* What is required
Write out the entries below once more, exactly, with the pictures left out.

# Dataset content start

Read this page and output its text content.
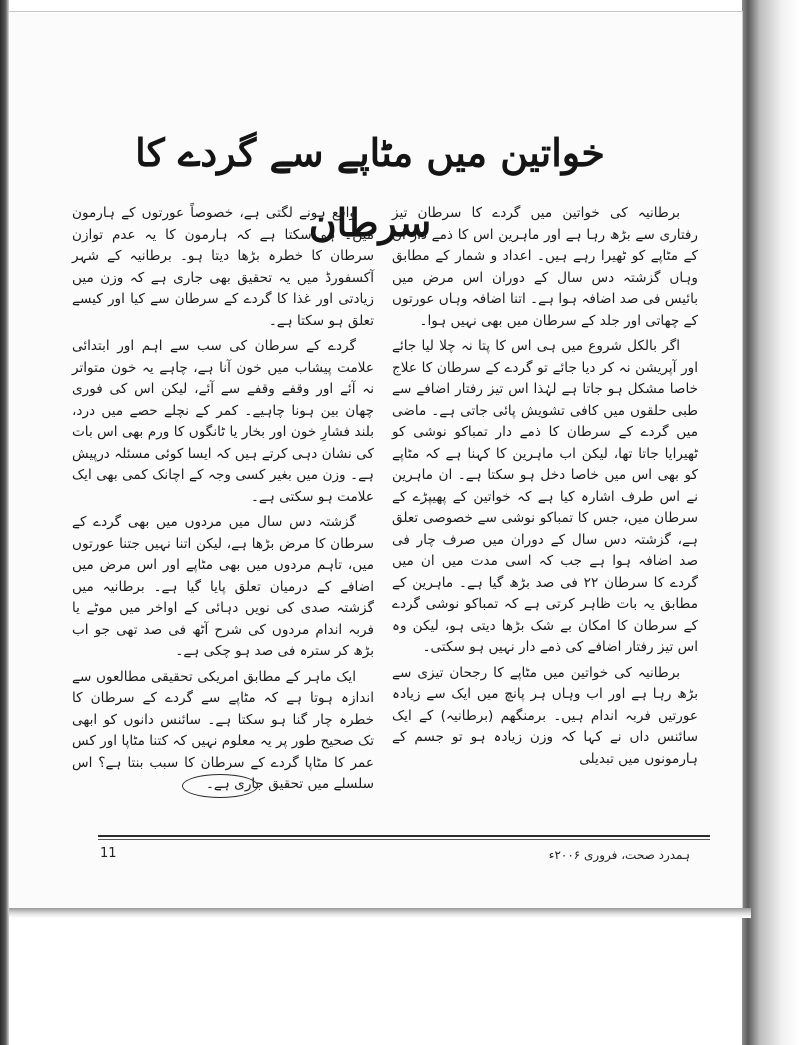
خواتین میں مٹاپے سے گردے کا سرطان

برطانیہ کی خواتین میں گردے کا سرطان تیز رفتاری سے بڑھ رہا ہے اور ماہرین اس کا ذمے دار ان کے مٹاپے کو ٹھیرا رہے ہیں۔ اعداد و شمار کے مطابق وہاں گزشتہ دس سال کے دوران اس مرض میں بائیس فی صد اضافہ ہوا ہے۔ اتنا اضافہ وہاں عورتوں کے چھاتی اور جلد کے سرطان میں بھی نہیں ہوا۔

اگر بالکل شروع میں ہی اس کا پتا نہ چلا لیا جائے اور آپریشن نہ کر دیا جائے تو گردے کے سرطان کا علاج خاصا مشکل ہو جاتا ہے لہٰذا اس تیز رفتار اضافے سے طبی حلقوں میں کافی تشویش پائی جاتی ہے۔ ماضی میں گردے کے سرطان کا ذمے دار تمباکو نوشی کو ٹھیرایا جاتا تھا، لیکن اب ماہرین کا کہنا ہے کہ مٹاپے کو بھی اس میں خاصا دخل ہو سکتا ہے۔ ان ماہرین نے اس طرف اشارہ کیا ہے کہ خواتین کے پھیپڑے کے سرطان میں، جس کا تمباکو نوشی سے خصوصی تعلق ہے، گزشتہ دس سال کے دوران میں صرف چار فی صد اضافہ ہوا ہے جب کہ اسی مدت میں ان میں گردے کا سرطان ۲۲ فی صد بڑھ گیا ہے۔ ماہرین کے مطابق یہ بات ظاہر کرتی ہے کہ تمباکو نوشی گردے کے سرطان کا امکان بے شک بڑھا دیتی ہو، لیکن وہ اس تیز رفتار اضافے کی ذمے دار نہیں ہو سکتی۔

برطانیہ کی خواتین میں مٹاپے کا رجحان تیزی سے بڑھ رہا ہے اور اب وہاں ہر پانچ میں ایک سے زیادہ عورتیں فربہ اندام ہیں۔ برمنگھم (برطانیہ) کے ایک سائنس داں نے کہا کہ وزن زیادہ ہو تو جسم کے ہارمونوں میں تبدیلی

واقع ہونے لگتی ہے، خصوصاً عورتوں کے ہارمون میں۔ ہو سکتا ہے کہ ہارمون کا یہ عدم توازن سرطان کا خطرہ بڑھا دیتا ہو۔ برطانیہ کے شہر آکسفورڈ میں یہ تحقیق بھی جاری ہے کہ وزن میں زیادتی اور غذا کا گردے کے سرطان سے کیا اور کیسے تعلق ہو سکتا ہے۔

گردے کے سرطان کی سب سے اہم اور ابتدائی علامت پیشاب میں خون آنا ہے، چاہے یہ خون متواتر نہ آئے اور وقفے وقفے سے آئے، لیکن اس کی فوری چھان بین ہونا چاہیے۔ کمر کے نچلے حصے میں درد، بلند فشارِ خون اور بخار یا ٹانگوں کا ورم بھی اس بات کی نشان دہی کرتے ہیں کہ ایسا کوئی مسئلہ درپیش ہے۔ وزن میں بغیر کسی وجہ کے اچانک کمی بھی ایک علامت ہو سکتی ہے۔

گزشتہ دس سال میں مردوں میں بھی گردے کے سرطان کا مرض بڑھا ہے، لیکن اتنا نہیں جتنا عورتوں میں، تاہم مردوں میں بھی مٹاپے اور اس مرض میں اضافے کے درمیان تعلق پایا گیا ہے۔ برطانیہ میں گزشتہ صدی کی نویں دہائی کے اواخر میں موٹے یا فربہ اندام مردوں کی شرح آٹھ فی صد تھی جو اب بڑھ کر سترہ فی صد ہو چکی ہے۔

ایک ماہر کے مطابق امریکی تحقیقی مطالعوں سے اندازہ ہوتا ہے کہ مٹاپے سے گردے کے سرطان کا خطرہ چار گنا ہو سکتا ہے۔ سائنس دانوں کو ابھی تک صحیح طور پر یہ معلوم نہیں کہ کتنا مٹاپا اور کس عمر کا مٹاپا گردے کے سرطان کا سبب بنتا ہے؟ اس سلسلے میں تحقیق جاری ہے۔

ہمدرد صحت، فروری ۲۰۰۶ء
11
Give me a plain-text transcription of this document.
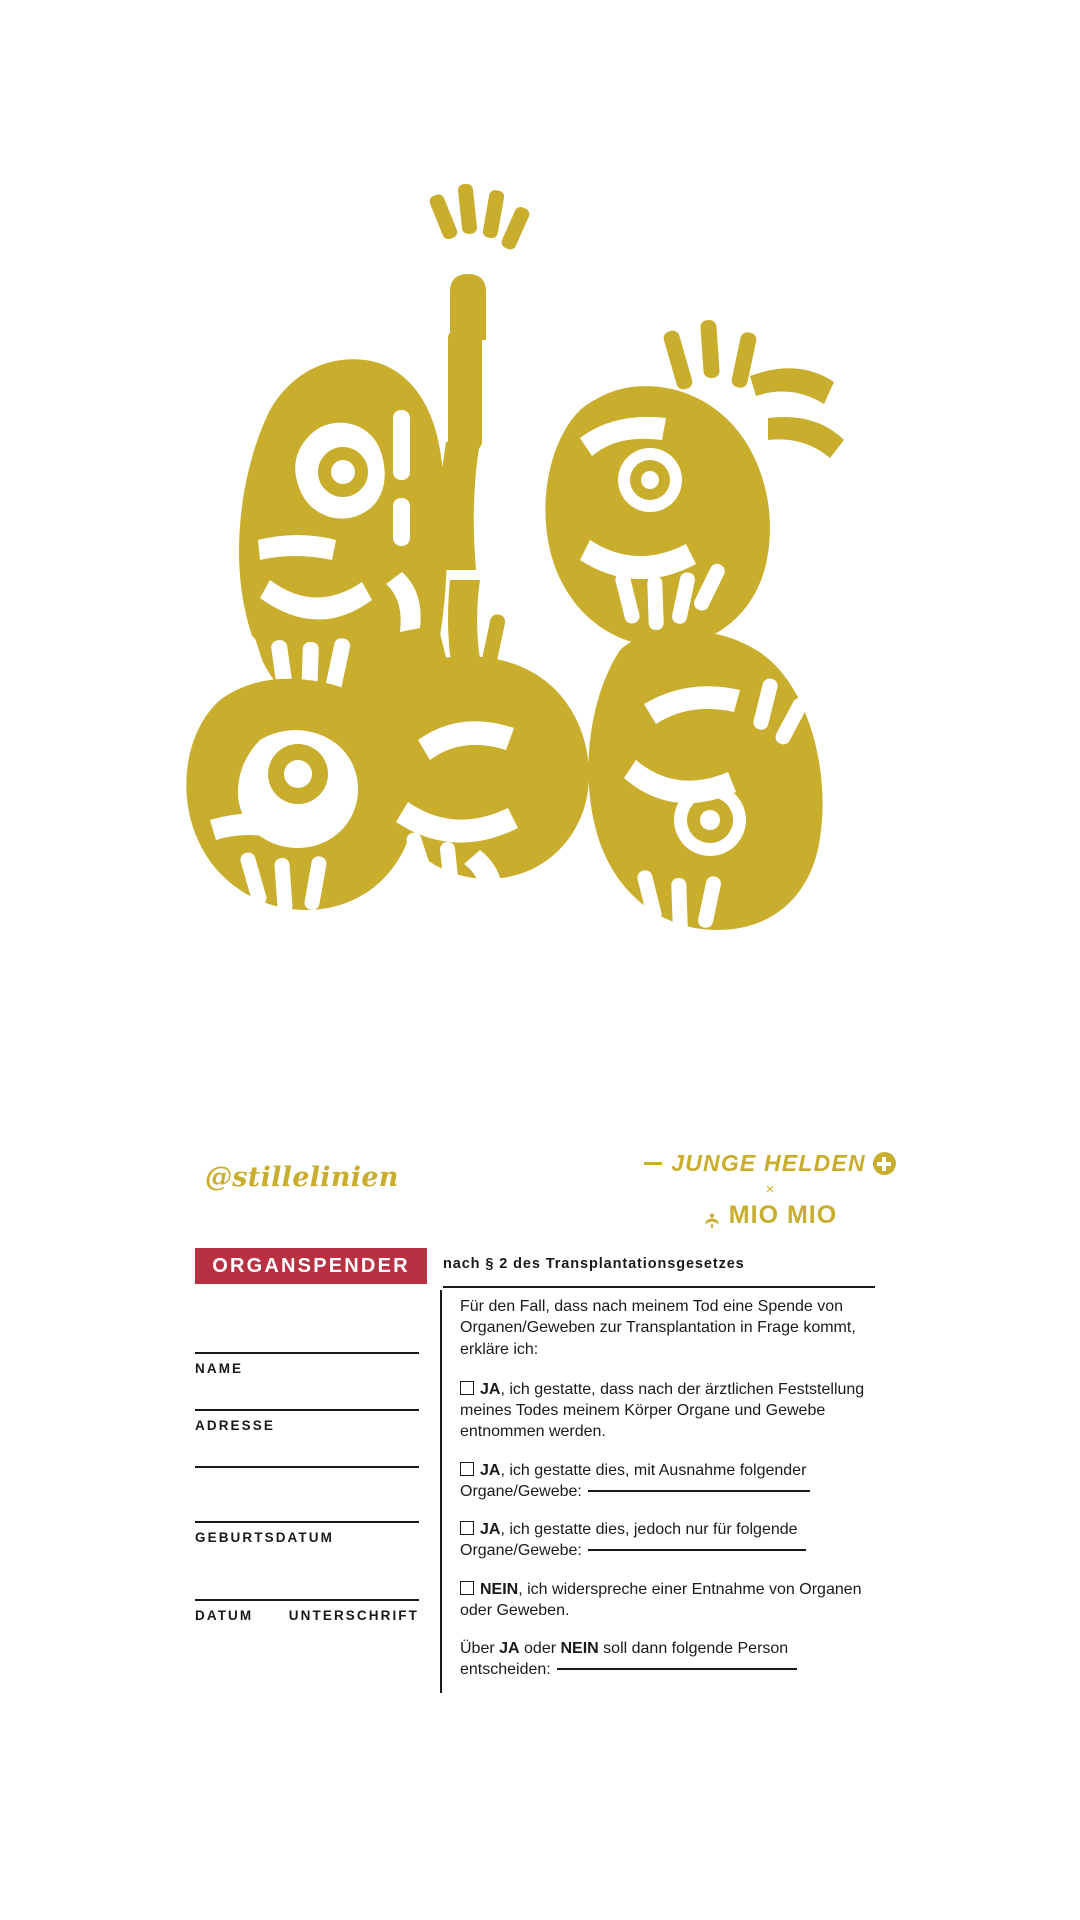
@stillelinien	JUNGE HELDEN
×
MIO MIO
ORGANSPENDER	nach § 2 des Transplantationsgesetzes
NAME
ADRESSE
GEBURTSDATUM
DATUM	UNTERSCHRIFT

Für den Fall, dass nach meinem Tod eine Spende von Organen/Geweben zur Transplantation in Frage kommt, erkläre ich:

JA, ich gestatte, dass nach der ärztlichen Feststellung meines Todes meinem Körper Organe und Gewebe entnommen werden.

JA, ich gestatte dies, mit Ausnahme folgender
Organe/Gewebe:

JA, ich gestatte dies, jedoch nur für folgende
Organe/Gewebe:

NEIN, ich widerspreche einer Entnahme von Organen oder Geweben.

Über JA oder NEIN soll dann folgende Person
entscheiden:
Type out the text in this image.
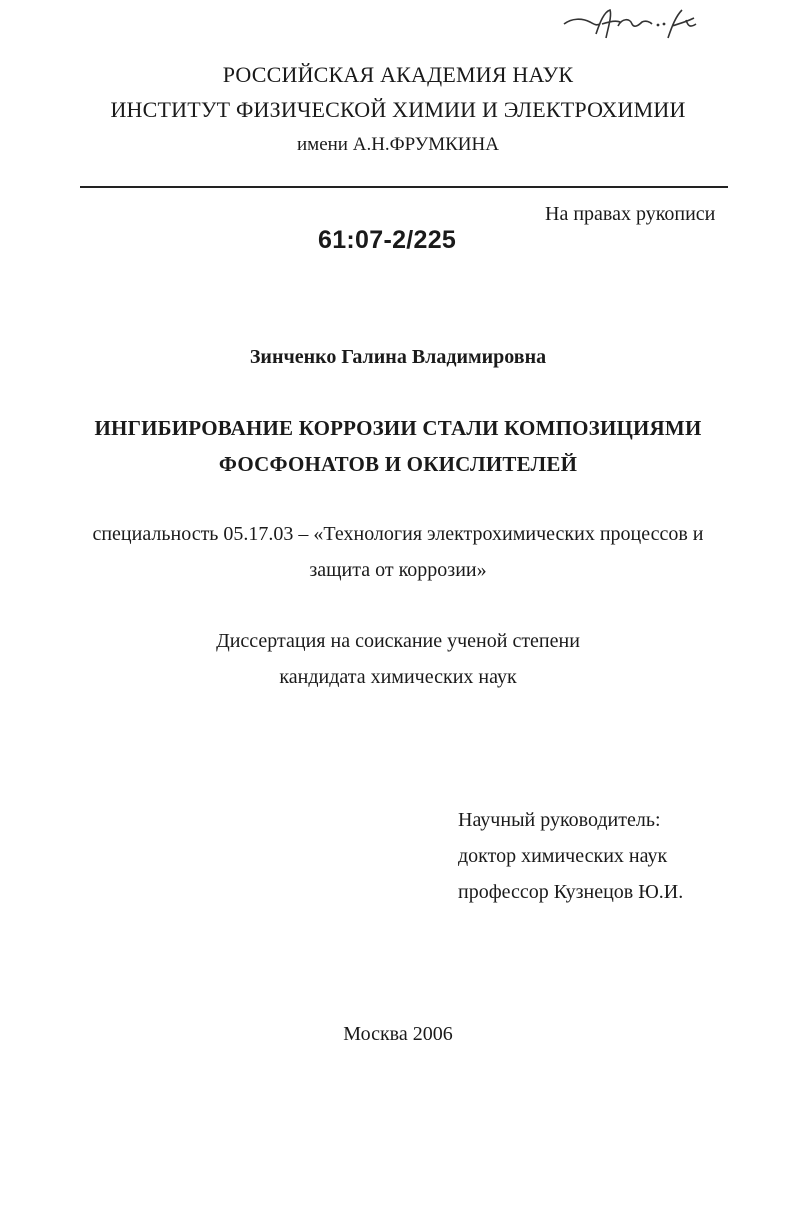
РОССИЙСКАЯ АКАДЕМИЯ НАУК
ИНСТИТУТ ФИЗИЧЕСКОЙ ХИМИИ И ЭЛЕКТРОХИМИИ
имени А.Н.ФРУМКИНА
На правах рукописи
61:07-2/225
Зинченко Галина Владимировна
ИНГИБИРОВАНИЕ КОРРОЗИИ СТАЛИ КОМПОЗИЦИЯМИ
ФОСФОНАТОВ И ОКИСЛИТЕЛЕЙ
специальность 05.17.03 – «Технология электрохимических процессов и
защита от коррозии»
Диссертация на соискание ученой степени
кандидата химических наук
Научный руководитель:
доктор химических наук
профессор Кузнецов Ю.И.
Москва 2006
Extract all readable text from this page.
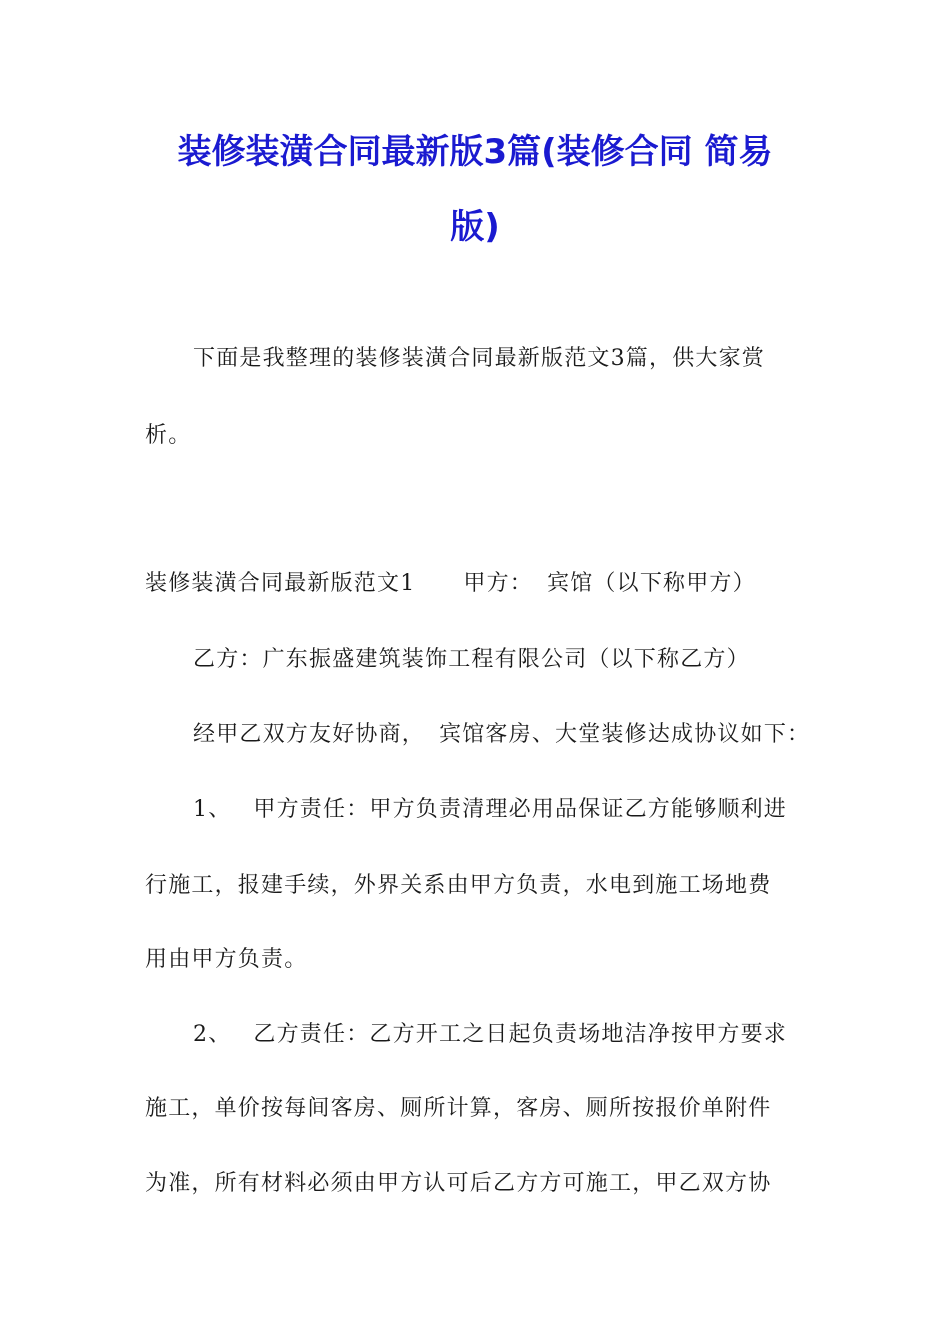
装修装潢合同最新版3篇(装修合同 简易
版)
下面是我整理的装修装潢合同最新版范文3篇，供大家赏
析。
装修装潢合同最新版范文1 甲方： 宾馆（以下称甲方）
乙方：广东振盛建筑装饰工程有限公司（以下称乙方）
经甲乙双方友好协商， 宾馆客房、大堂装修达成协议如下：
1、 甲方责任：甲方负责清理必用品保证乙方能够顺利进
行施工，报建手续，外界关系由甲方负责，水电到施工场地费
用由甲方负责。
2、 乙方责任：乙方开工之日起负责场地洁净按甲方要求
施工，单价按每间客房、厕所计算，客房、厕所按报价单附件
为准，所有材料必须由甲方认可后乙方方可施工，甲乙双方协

# Dataset content end

* Result
Read this page and output its text content.
خواتین میں مٹاپے سے گردے کا سرطان

برطانیہ کی خواتین میں گردے کا سرطان تیز رفتاری سے بڑھ رہا ہے اور ماہرین اس کا ذمے دار ان کے مٹاپے کو ٹھیرا رہے ہیں۔ اعداد و شمار کے مطابق وہاں گزشتہ دس سال کے دوران اس مرض میں بائیس فی صد اضافہ ہوا ہے۔ اتنا اضافہ وہاں عورتوں کے چھاتی اور جلد کے سرطان میں بھی نہیں ہوا۔

اگر بالکل شروع میں ہی اس کا پتا نہ چلا لیا جائے اور آپریشن نہ کر دیا جائے تو گردے کے سرطان کا علاج خاصا مشکل ہو جاتا ہے لہٰذا اس تیز رفتار اضافے سے طبی حلقوں میں کافی تشویش پائی جاتی ہے۔ ماضی میں گردے کے سرطان کا ذمے دار تمباکو نوشی کو ٹھیرایا جاتا تھا، لیکن اب ماہرین کا کہنا ہے کہ مٹاپے کو بھی اس میں خاصا دخل ہو سکتا ہے۔ ان ماہرین نے اس طرف اشارہ کیا ہے کہ خواتین کے پھیپڑے کے سرطان میں، جس کا تمباکو نوشی سے خصوصی تعلق ہے، گزشتہ دس سال کے دوران میں صرف چار فی صد اضافہ ہوا ہے جب کہ اسی مدت میں ان میں گردے کا سرطان ۲۲ فی صد بڑھ گیا ہے۔ ماہرین کے مطابق یہ بات ظاہر کرتی ہے کہ تمباکو نوشی گردے کے سرطان کا امکان بے شک بڑھا دیتی ہو، لیکن وہ اس تیز رفتار اضافے کی ذمے دار نہیں ہو سکتی۔

برطانیہ کی خواتین میں مٹاپے کا رجحان تیزی سے بڑھ رہا ہے اور اب وہاں ہر پانچ میں ایک سے زیادہ عورتیں فربہ اندام ہیں۔ برمنگھم (برطانیہ) کے ایک سائنس داں نے کہا کہ وزن زیادہ ہو تو جسم کے ہارمونوں میں تبدیلی

واقع ہونے لگتی ہے، خصوصاً عورتوں کے ہارمون میں۔ ہو سکتا ہے کہ ہارمون کا یہ عدم توازن سرطان کا خطرہ بڑھا دیتا ہو۔ برطانیہ کے شہر آکسفورڈ میں یہ تحقیق بھی جاری ہے کہ وزن میں زیادتی اور غذا کا گردے کے سرطان سے کیا اور کیسے تعلق ہو سکتا ہے۔

گردے کے سرطان کی سب سے اہم اور ابتدائی علامت پیشاب میں خون آنا ہے، چاہے یہ خون متواتر نہ آئے اور وقفے وقفے سے آئے، لیکن اس کی فوری چھان بین ہونا چاہیے۔ کمر کے نچلے حصے میں درد، بلند فشارِ خون اور بخار یا ٹانگوں کا ورم بھی اس بات کی نشان دہی کرتے ہیں کہ ایسا کوئی مسئلہ درپیش ہے۔ وزن میں بغیر کسی وجہ کے اچانک کمی بھی ایک علامت ہو سکتی ہے۔

گزشتہ دس سال میں مردوں میں بھی گردے کے سرطان کا مرض بڑھا ہے، لیکن اتنا نہیں جتنا عورتوں میں، تاہم مردوں میں بھی مٹاپے اور اس مرض میں اضافے کے درمیان تعلق پایا گیا ہے۔ برطانیہ میں گزشتہ صدی کی نویں دہائی کے اواخر میں موٹے یا فربہ اندام مردوں کی شرح آٹھ فی صد تھی جو اب بڑھ کر سترہ فی صد ہو چکی ہے۔

ایک ماہر کے مطابق امریکی تحقیقی مطالعوں سے اندازہ ہوتا ہے کہ مٹاپے سے گردے کے سرطان کا خطرہ چار گنا ہو سکتا ہے۔ سائنس دانوں کو ابھی تک صحیح طور پر یہ معلوم نہیں کہ کتنا مٹاپا اور کس عمر کا مٹاپا گردے کے سرطان کا سبب بنتا ہے؟ اس سلسلے میں تحقیق جاری ہے۔

ہمدرد صحت، فروری ۲۰۰۶ء
11
Give me a plain-text transcription of this document.
@stillelinien	JUNGE HELDEN
×
MIO MIO
ORGANSPENDER	nach § 2 des Transplantationsgesetzes
NAME
ADRESSE
GEBURTSDATUM
DATUM	UNTERSCHRIFT

Für den Fall, dass nach meinem Tod eine Spende von Organen/Geweben zur Transplantation in Frage kommt, erkläre ich:

JA, ich gestatte, dass nach der ärztlichen Feststellung meines Todes meinem Körper Organe und Gewebe entnommen werden.

JA, ich gestatte dies, mit Ausnahme folgender
Organe/Gewebe:

JA, ich gestatte dies, jedoch nur für folgende
Organe/Gewebe:

NEIN, ich widerspreche einer Entnahme von Organen oder Geweben.

Über JA oder NEIN soll dann folgende Person
entscheiden:
Type out the text in this image.
РОССИЙСКАЯ АКАДЕМИЯ НАУК
ИНСТИТУТ ФИЗИЧЕСКОЙ ХИМИИ И ЭЛЕКТРОХИМИИ
имени А.Н.ФРУМКИНА
На правах рукописи
61:07-2/225
Зинченко Галина Владимировна
ИНГИБИРОВАНИЕ КОРРОЗИИ СТАЛИ КОМПОЗИЦИЯМИ
ФОСФОНАТОВ И ОКИСЛИТЕЛЕЙ
специальность 05.17.03 – «Технология электрохимических процессов и
защита от коррозии»
Диссертация на соискание ученой степени
кандидата химических наук
Научный руководитель:
доктор химических наук
профессор Кузнецов Ю.И.
Москва 2006
Extract all readable text from this page.
装修装潢合同最新版3篇(装修合同 简易
版)
下面是我整理的装修装潢合同最新版范文3篇，供大家赏
析。
装修装潢合同最新版范文1 甲方： 宾馆（以下称甲方）
乙方：广东振盛建筑装饰工程有限公司（以下称乙方）
经甲乙双方友好协商， 宾馆客房、大堂装修达成协议如下：
1、 甲方责任：甲方负责清理必用品保证乙方能够顺利进
行施工，报建手续，外界关系由甲方负责，水电到施工场地费
用由甲方负责。
2、 乙方责任：乙方开工之日起负责场地洁净按甲方要求
施工，单价按每间客房、厕所计算，客房、厕所按报价单附件
为准，所有材料必须由甲方认可后乙方方可施工，甲乙双方协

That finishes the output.